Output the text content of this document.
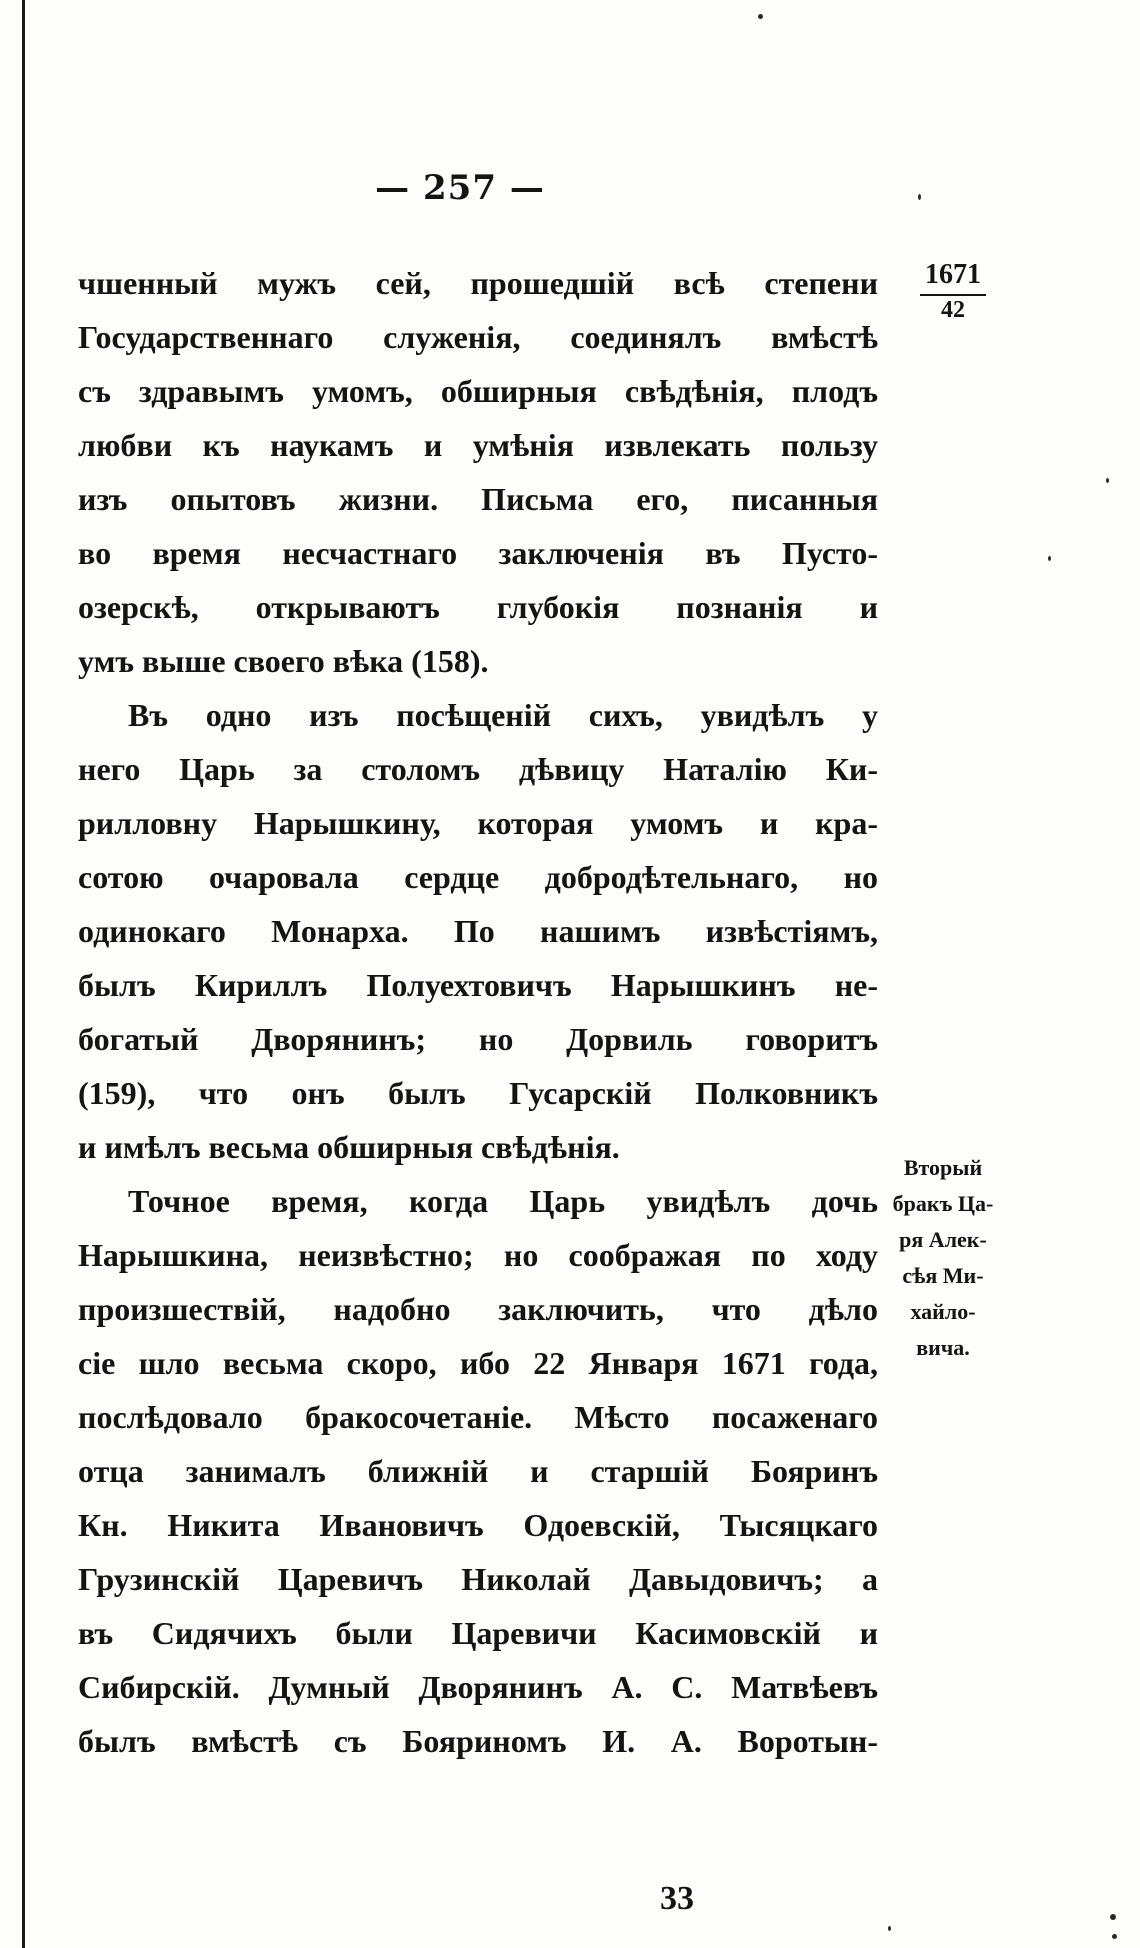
— 257 —
1671
42
Вторый
бракъ Ца-
ря Алек-
сѣя Ми-
хайло-
вича.
чшенный мужъ сей, прошедшій всѣ степени
Государственнаго служенія, соединялъ вмѣстѣ
съ здравымъ умомъ, обширныя свѣдѣнія, плодъ
любви къ наукамъ и умѣнія извлекать пользу
изъ опытовъ жизни. Письма его, писанныя
во время несчастнаго заключенія въ Пусто-
озерскѣ, открываютъ глубокія познанія и
умъ выше своего вѣка (158).
Въ одно изъ посѣщеній сихъ, увидѣлъ у
него Царь за столомъ дѣвицу Наталію Ки-
рилловну Нарышкину, которая умомъ и кра-
сотою очаровала сердце добродѣтельнаго, но
одинокаго Монарха. По нашимъ извѣстіямъ,
былъ Кириллъ Полуехтовичъ Нарышкинъ не-
богатый Дворянинъ; но Дорвиль говоритъ
(159), что онъ былъ Гусарскій Полковникъ
и имѣлъ весьма обширныя свѣдѣнія.
Точное время, когда Царь увидѣлъ дочь
Нарышкина, неизвѣстно; но соображая по ходу
произшествій, надобно заключить, что дѣло
сіе шло весьма скоро, ибо 22 Января 1671 года,
послѣдовало бракосочетаніе. Мѣсто посаженаго
отца занималъ ближній и старшій Бояринъ
Кн. Никита Ивановичъ Одоевскій, Тысяцкаго
Грузинскій Царевичъ Николай Давыдовичъ; а
въ Сидячихъ были Царевичи Касимовскій и
Сибирскій. Думный Дворянинъ А. С. Матвѣевъ
былъ вмѣстѣ съ Бояриномъ И. А. Воротын-
33
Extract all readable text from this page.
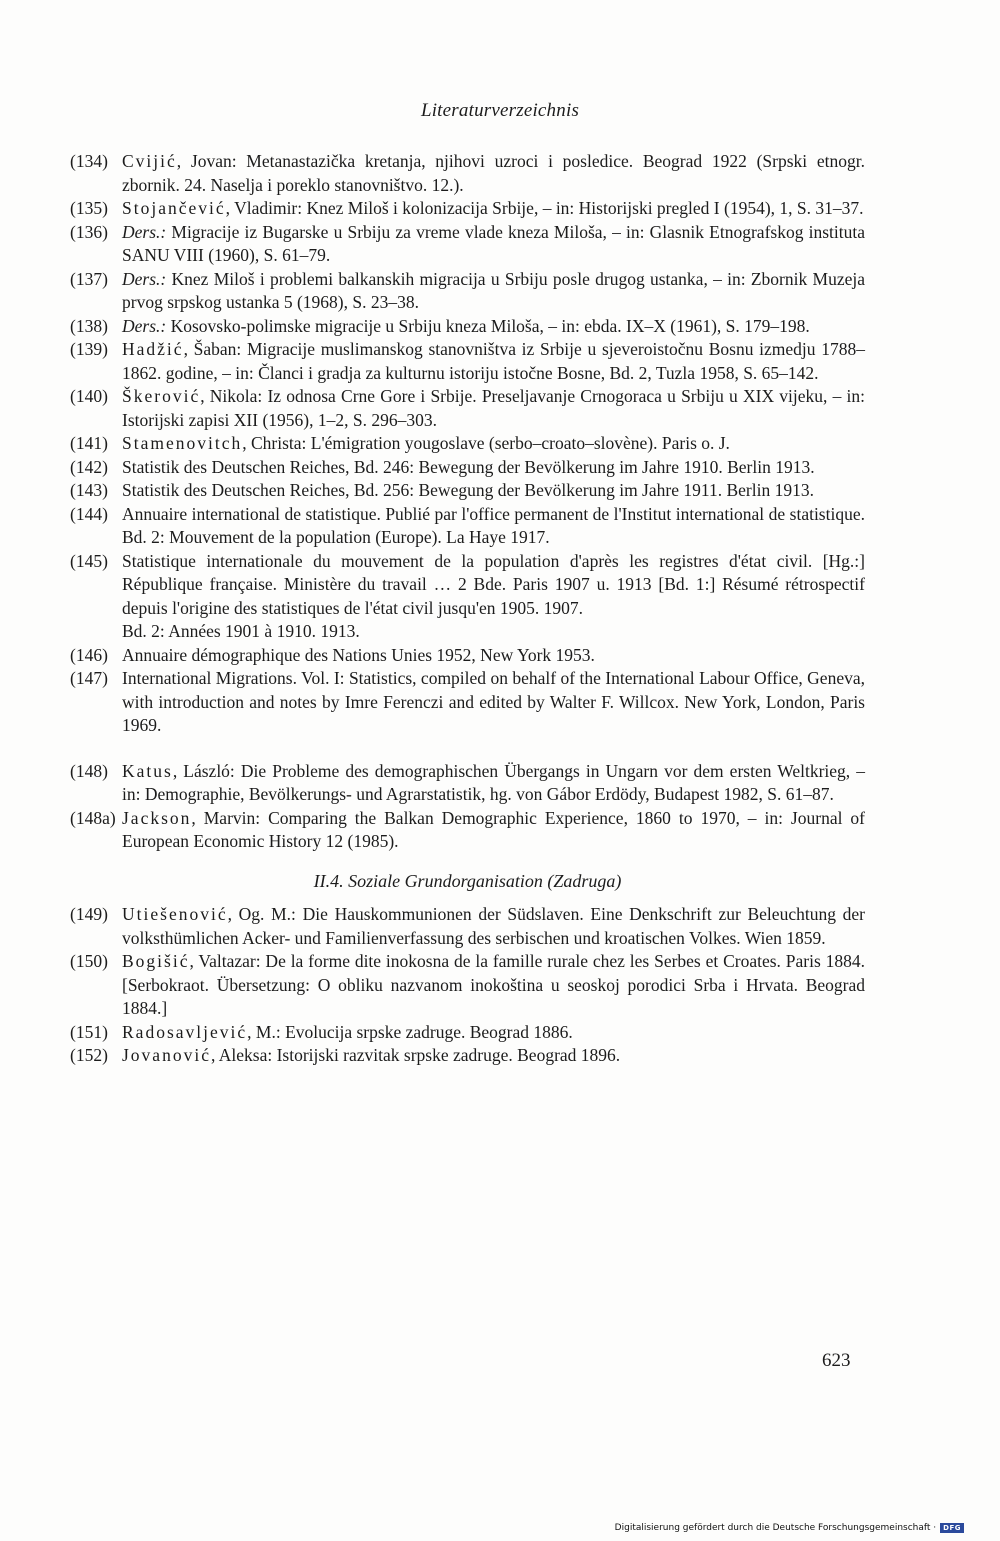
Literaturverzeichnis
(134) Cvijić, Jovan: Metanastazička kretanja, njihovi uzroci i posledice. Beograd 1922 (Srpski etnogr. zbornik. 24. Naselja i poreklo stanovništvo. 12.).
(135) Stojančević, Vladimir: Knez Miloš i kolonizacija Srbije, – in: Historijski pregled I (1954), 1, S. 31–37.
(136) Ders.: Migracije iz Bugarske u Srbiju za vreme vlade kneza Miloša, – in: Glasnik Etnografskog instituta SANU VIII (1960), S. 61–79.
(137) Ders.: Knez Miloš i problemi balkanskih migracija u Srbiju posle drugog ustanka, – in: Zbornik Muzeja prvog srpskog ustanka 5 (1968), S. 23–38.
(138) Ders.: Kosovsko-polimske migracije u Srbiju kneza Miloša, – in: ebda. IX–X (1961), S. 179–198.
(139) Hadžić, Šaban: Migracije muslimanskog stanovništva iz Srbije u sjeveroistočnu Bosnu izmedju 1788–1862. godine, – in: Članci i gradja za kulturnu istoriju istočne Bosne, Bd. 2, Tuzla 1958, S. 65–142.
(140) Škerović, Nikola: Iz odnosa Crne Gore i Srbije. Preseljavanje Crnogoraca u Srbiju u XIX vijeku, – in: Istorijski zapisi XII (1956), 1–2, S. 296–303.
(141) Stamenovitch, Christa: L'émigration yougoslave (serbo–croato–slovène). Paris o. J.
(142) Statistik des Deutschen Reiches, Bd. 246: Bewegung der Bevölkerung im Jahre 1910. Berlin 1913.
(143) Statistik des Deutschen Reiches, Bd. 256: Bewegung der Bevölkerung im Jahre 1911. Berlin 1913.
(144) Annuaire international de statistique. Publié par l'office permanent de l'Institut international de statistique. Bd. 2: Mouvement de la population (Europe). La Haye 1917.
(145) Statistique internationale du mouvement de la population d'après les registres d'état civil. [Hg.:] République française. Ministère du travail … 2 Bde. Paris 1907 u. 1913 [Bd. 1:] Résumé rétrospectif depuis l'origine des statistiques de l'état civil jusqu'en 1905. 1907.
Bd. 2: Années 1901 à 1910. 1913.
(146) Annuaire démographique des Nations Unies 1952, New York 1953.
(147) International Migrations. Vol. I: Statistics, compiled on behalf of the International Labour Office, Geneva, with introduction and notes by Imre Ferenczi and edited by Walter F. Willcox. New York, London, Paris 1969.
(148) Katus, László: Die Probleme des demographischen Übergangs in Ungarn vor dem ersten Weltkrieg, – in: Demographie, Bevölkerungs- und Agrarstatistik, hg. von Gábor Erdödy, Budapest 1982, S. 61–87.
(148a) Jackson, Marvin: Comparing the Balkan Demographic Experience, 1860 to 1970, – in: Journal of European Economic History 12 (1985).
II.4. Soziale Grundorganisation (Zadruga)
(149) Utiešenović, Og. M.: Die Hauskommunionen der Südslaven. Eine Denkschrift zur Beleuchtung der volksthümlichen Acker- und Familienverfassung des serbischen und kroatischen Volkes. Wien 1859.
(150) Bogišić, Valtazar: De la forme dite inokosna de la famille rurale chez les Serbes et Croates. Paris 1884. [Serbokraot. Übersetzung: O obliku nazvanom inokoština u seoskoj porodici Srba i Hrvata. Beograd 1884.]
(151) Radosavljević, M.: Evolucija srpske zadruge. Beograd 1886.
(152) Jovanović, Aleksa: Istorijski razvitak srpske zadruge. Beograd 1896.
623
Digitalisierung gefördert durch die Deutsche Forschungsgemeinschaft ·	DFG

## [WHAT YOU HAVE TO DO]
Output the data exactly. Pictures don't belong in the result.

## [TASK ANSWER]
Output the text content of this document.
— 257 —
1671
42
Вторый
бракъ Ца-
ря Алек-
сѣя Ми-
хайло-
вича.
чшенный мужъ сей, прошедшій всѣ степени
Государственнаго служенія, соединялъ вмѣстѣ
съ здравымъ умомъ, обширныя свѣдѣнія, плодъ
любви къ наукамъ и умѣнія извлекать пользу
изъ опытовъ жизни. Письма его, писанныя
во время несчастнаго заключенія въ Пусто-
озерскѣ, открываютъ глубокія познанія и
умъ выше своего вѣка (158).
Въ одно изъ посѣщеній сихъ, увидѣлъ у
него Царь за столомъ дѣвицу Наталію Ки-
рилловну Нарышкину, которая умомъ и кра-
сотою очаровала сердце добродѣтельнаго, но
одинокаго Монарха. По нашимъ извѣстіямъ,
былъ Кириллъ Полуехтовичъ Нарышкинъ не-
богатый Дворянинъ; но Дорвиль говоритъ
(159), что онъ былъ Гусарскій Полковникъ
и имѣлъ весьма обширныя свѣдѣнія.
Точное время, когда Царь увидѣлъ дочь
Нарышкина, неизвѣстно; но соображая по ходу
произшествій, надобно заключить, что дѣло
сіе шло весьма скоро, ибо 22 Января 1671 года,
послѣдовало бракосочетаніе. Мѣсто посаженаго
отца занималъ ближній и старшій Бояринъ
Кн. Никита Ивановичъ Одоевскій, Тысяцкаго
Грузинскій Царевичъ Николай Давыдовичъ; а
въ Сидячихъ были Царевичи Касимовскій и
Сибирскій. Думный Дворянинъ А. С. Матвѣевъ
былъ вмѣстѣ съ Бояриномъ И. А. Воротын-
33
Extract all readable text from this page.
Literaturverzeichnis
(134) Cvijić, Jovan: Metanastazička kretanja, njihovi uzroci i posledice. Beograd 1922 (Srpski etnogr. zbornik. 24. Naselja i poreklo stanovništvo. 12.).
(135) Stojančević, Vladimir: Knez Miloš i kolonizacija Srbije, – in: Historijski pregled I (1954), 1, S. 31–37.
(136) Ders.: Migracije iz Bugarske u Srbiju za vreme vlade kneza Miloša, – in: Glasnik Etnografskog instituta SANU VIII (1960), S. 61–79.
(137) Ders.: Knez Miloš i problemi balkanskih migracija u Srbiju posle drugog ustanka, – in: Zbornik Muzeja prvog srpskog ustanka 5 (1968), S. 23–38.
(138) Ders.: Kosovsko-polimske migracije u Srbiju kneza Miloša, – in: ebda. IX–X (1961), S. 179–198.
(139) Hadžić, Šaban: Migracije muslimanskog stanovništva iz Srbije u sjeveroistočnu Bosnu izmedju 1788–1862. godine, – in: Članci i gradja za kulturnu istoriju istočne Bosne, Bd. 2, Tuzla 1958, S. 65–142.
(140) Škerović, Nikola: Iz odnosa Crne Gore i Srbije. Preseljavanje Crnogoraca u Srbiju u XIX vijeku, – in: Istorijski zapisi XII (1956), 1–2, S. 296–303.
(141) Stamenovitch, Christa: L'émigration yougoslave (serbo–croato–slovène). Paris o. J.
(142) Statistik des Deutschen Reiches, Bd. 246: Bewegung der Bevölkerung im Jahre 1910. Berlin 1913.
(143) Statistik des Deutschen Reiches, Bd. 256: Bewegung der Bevölkerung im Jahre 1911. Berlin 1913.
(144) Annuaire international de statistique. Publié par l'office permanent de l'Institut international de statistique. Bd. 2: Mouvement de la population (Europe). La Haye 1917.
(145) Statistique internationale du mouvement de la population d'après les registres d'état civil. [Hg.:] République française. Ministère du travail … 2 Bde. Paris 1907 u. 1913 [Bd. 1:] Résumé rétrospectif depuis l'origine des statistiques de l'état civil jusqu'en 1905. 1907.
Bd. 2: Années 1901 à 1910. 1913.
(146) Annuaire démographique des Nations Unies 1952, New York 1953.
(147) International Migrations. Vol. I: Statistics, compiled on behalf of the International Labour Office, Geneva, with introduction and notes by Imre Ferenczi and edited by Walter F. Willcox. New York, London, Paris 1969.
(148) Katus, László: Die Probleme des demographischen Übergangs in Ungarn vor dem ersten Weltkrieg, – in: Demographie, Bevölkerungs- und Agrarstatistik, hg. von Gábor Erdödy, Budapest 1982, S. 61–87.
(148a) Jackson, Marvin: Comparing the Balkan Demographic Experience, 1860 to 1970, – in: Journal of European Economic History 12 (1985).
II.4. Soziale Grundorganisation (Zadruga)
(149) Utiešenović, Og. M.: Die Hauskommunionen der Südslaven. Eine Denkschrift zur Beleuchtung der volksthümlichen Acker- und Familienverfassung des serbischen und kroatischen Volkes. Wien 1859.
(150) Bogišić, Valtazar: De la forme dite inokosna de la famille rurale chez les Serbes et Croates. Paris 1884. [Serbokraot. Übersetzung: O obliku nazvanom inokoština u seoskoj porodici Srba i Hrvata. Beograd 1884.]
(151) Radosavljević, M.: Evolucija srpske zadruge. Beograd 1886.
(152) Jovanović, Aleksa: Istorijski razvitak srpske zadruge. Beograd 1896.
623
Digitalisierung gefördert durch die Deutsche Forschungsgemeinschaft ·	DFG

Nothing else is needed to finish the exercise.